Repeat every line below exactly, word for word.

◆ ◆ ◆ ◆

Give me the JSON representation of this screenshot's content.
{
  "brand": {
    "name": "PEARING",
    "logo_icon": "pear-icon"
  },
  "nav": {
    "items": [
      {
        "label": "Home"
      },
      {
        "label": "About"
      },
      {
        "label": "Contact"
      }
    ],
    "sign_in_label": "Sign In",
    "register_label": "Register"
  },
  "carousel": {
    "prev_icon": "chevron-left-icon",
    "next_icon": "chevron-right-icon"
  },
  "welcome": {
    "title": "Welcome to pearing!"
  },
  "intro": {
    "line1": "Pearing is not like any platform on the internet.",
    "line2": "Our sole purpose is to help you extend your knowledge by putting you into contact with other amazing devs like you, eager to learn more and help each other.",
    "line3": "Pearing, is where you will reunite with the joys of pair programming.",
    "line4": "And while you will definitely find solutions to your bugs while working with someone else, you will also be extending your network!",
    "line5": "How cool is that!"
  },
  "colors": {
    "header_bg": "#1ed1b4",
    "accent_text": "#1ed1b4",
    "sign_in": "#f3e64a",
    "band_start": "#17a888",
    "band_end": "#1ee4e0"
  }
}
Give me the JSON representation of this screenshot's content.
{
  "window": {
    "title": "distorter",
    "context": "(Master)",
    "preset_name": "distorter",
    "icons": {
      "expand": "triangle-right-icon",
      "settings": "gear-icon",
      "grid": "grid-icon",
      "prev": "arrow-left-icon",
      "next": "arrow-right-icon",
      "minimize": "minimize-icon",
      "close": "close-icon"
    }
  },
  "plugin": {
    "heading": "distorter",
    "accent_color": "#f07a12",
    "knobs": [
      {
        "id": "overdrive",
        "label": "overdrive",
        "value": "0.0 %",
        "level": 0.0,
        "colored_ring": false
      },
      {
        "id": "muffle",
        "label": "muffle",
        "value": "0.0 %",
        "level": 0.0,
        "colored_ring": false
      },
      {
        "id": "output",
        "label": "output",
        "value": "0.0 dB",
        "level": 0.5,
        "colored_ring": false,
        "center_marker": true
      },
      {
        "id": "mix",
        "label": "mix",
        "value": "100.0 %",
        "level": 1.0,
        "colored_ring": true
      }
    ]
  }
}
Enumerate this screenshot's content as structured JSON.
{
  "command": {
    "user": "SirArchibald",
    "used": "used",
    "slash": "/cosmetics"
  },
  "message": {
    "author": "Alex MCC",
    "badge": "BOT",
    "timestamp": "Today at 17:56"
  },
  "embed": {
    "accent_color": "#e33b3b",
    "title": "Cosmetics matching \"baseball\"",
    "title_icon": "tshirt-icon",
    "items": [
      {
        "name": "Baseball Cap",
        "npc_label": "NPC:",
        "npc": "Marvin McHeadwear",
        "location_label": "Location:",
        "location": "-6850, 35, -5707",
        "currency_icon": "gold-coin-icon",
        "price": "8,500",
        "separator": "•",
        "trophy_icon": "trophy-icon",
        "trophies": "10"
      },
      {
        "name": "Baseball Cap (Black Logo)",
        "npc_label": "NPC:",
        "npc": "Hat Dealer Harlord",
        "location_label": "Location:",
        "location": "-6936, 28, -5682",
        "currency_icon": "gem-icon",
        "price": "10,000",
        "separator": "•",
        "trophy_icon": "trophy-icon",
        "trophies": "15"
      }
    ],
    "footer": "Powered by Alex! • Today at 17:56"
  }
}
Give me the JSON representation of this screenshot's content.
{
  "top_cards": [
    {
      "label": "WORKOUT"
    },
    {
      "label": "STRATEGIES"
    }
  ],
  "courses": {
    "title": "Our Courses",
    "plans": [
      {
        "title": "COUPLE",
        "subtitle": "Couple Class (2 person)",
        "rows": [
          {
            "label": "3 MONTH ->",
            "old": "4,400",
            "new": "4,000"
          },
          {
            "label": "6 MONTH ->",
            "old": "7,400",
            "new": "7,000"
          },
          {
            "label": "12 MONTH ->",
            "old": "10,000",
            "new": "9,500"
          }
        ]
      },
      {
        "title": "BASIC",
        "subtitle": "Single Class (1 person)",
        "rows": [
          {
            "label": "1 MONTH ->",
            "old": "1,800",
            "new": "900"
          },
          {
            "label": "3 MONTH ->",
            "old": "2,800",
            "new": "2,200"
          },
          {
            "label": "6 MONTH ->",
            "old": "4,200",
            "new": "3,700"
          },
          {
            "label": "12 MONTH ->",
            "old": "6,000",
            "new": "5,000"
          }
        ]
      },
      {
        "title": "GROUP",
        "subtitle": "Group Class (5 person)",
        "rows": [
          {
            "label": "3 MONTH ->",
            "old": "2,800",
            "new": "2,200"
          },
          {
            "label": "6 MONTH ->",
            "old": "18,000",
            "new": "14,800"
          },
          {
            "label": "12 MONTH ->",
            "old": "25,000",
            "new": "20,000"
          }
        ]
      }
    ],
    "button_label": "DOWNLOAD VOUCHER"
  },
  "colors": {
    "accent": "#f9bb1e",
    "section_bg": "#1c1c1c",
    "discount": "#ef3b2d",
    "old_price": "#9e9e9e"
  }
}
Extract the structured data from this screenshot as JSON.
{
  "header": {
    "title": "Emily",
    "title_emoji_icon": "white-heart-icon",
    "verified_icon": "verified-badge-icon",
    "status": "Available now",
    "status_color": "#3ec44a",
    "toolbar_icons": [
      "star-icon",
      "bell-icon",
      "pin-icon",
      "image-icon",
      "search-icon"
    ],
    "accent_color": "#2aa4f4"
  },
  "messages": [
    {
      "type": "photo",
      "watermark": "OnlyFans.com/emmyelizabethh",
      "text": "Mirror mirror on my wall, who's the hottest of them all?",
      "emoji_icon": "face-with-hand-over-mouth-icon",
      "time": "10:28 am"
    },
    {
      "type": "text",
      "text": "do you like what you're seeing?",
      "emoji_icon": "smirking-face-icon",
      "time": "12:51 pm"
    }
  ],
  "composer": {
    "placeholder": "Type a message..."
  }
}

◆ ◆ ◆ ◆

■ **TASK RESPONSE**:
Give me the JSON representation of this screenshot's content.
{
  "brand": {
    "name": "PEARING",
    "logo_icon": "pear-icon"
  },
  "nav": {
    "items": [
      {
        "label": "Home"
      },
      {
        "label": "About"
      },
      {
        "label": "Contact"
      }
    ],
    "sign_in_label": "Sign In",
    "register_label": "Register"
  },
  "carousel": {
    "prev_icon": "chevron-left-icon",
    "next_icon": "chevron-right-icon"
  },
  "welcome": {
    "title": "Welcome to pearing!"
  },
  "intro": {
    "line1": "Pearing is not like any platform on the internet.",
    "line2": "Our sole purpose is to help you extend your knowledge by putting you into contact with other amazing devs like you, eager to learn more and help each other.",
    "line3": "Pearing, is where you will reunite with the joys of pair programming.",
    "line4": "And while you will definitely find solutions to your bugs while working with someone else, you will also be extending your network!",
    "line5": "How cool is that!"
  },
  "colors": {
    "header_bg": "#1ed1b4",
    "accent_text": "#1ed1b4",
    "sign_in": "#f3e64a",
    "band_start": "#17a888",
    "band_end": "#1ee4e0"
  }
}
Give me the JSON representation of this screenshot's content.
{
  "window": {
    "title": "distorter",
    "context": "(Master)",
    "preset_name": "distorter",
    "icons": {
      "expand": "triangle-right-icon",
      "settings": "gear-icon",
      "grid": "grid-icon",
      "prev": "arrow-left-icon",
      "next": "arrow-right-icon",
      "minimize": "minimize-icon",
      "close": "close-icon"
    }
  },
  "plugin": {
    "heading": "distorter",
    "accent_color": "#f07a12",
    "knobs": [
      {
        "id": "overdrive",
        "label": "overdrive",
        "value": "0.0 %",
        "level": 0.0,
        "colored_ring": false
      },
      {
        "id": "muffle",
        "label": "muffle",
        "value": "0.0 %",
        "level": 0.0,
        "colored_ring": false
      },
      {
        "id": "output",
        "label": "output",
        "value": "0.0 dB",
        "level": 0.5,
        "colored_ring": false,
        "center_marker": true
      },
      {
        "id": "mix",
        "label": "mix",
        "value": "100.0 %",
        "level": 1.0,
        "colored_ring": true
      }
    ]
  }
}
Enumerate this screenshot's content as structured JSON.
{
  "command": {
    "user": "SirArchibald",
    "used": "used",
    "slash": "/cosmetics"
  },
  "message": {
    "author": "Alex MCC",
    "badge": "BOT",
    "timestamp": "Today at 17:56"
  },
  "embed": {
    "accent_color": "#e33b3b",
    "title": "Cosmetics matching \"baseball\"",
    "title_icon": "tshirt-icon",
    "items": [
      {
        "name": "Baseball Cap",
        "npc_label": "NPC:",
        "npc": "Marvin McHeadwear",
        "location_label": "Location:",
        "location": "-6850, 35, -5707",
        "currency_icon": "gold-coin-icon",
        "price": "8,500",
        "separator": "•",
        "trophy_icon": "trophy-icon",
        "trophies": "10"
      },
      {
        "name": "Baseball Cap (Black Logo)",
        "npc_label": "NPC:",
        "npc": "Hat Dealer Harlord",
        "location_label": "Location:",
        "location": "-6936, 28, -5682",
        "currency_icon": "gem-icon",
        "price": "10,000",
        "separator": "•",
        "trophy_icon": "trophy-icon",
        "trophies": "15"
      }
    ],
    "footer": "Powered by Alex! • Today at 17:56"
  }
}
Give me the JSON representation of this screenshot's content.
{
  "top_cards": [
    {
      "label": "WORKOUT"
    },
    {
      "label": "STRATEGIES"
    }
  ],
  "courses": {
    "title": "Our Courses",
    "plans": [
      {
        "title": "COUPLE",
        "subtitle": "Couple Class (2 person)",
        "rows": [
          {
            "label": "3 MONTH ->",
            "old": "4,400",
            "new": "4,000"
          },
          {
            "label": "6 MONTH ->",
            "old": "7,400",
            "new": "7,000"
          },
          {
            "label": "12 MONTH ->",
            "old": "10,000",
            "new": "9,500"
          }
        ]
      },
      {
        "title": "BASIC",
        "subtitle": "Single Class (1 person)",
        "rows": [
          {
            "label": "1 MONTH ->",
            "old": "1,800",
            "new": "900"
          },
          {
            "label": "3 MONTH ->",
            "old": "2,800",
            "new": "2,200"
          },
          {
            "label": "6 MONTH ->",
            "old": "4,200",
            "new": "3,700"
          },
          {
            "label": "12 MONTH ->",
            "old": "6,000",
            "new": "5,000"
          }
        ]
      },
      {
        "title": "GROUP",
        "subtitle": "Group Class (5 person)",
        "rows": [
          {
            "label": "3 MONTH ->",
            "old": "2,800",
            "new": "2,200"
          },
          {
            "label": "6 MONTH ->",
            "old": "18,000",
            "new": "14,800"
          },
          {
            "label": "12 MONTH ->",
            "old": "25,000",
            "new": "20,000"
          }
        ]
      }
    ],
    "button_label": "DOWNLOAD VOUCHER"
  },
  "colors": {
    "accent": "#f9bb1e",
    "section_bg": "#1c1c1c",
    "discount": "#ef3b2d",
    "old_price": "#9e9e9e"
  }
}
Extract the structured data from this screenshot as JSON.
{
  "header": {
    "title": "Emily",
    "title_emoji_icon": "white-heart-icon",
    "verified_icon": "verified-badge-icon",
    "status": "Available now",
    "status_color": "#3ec44a",
    "toolbar_icons": [
      "star-icon",
      "bell-icon",
      "pin-icon",
      "image-icon",
      "search-icon"
    ],
    "accent_color": "#2aa4f4"
  },
  "messages": [
    {
      "type": "photo",
      "watermark": "OnlyFans.com/emmyelizabethh",
      "text": "Mirror mirror on my wall, who's the hottest of them all?",
      "emoji_icon": "face-with-hand-over-mouth-icon",
      "time": "10:28 am"
    },
    {
      "type": "text",
      "text": "do you like what you're seeing?",
      "emoji_icon": "smirking-face-icon",
      "time": "12:51 pm"
    }
  ],
  "composer": {
    "placeholder": "Type a message..."
  }
}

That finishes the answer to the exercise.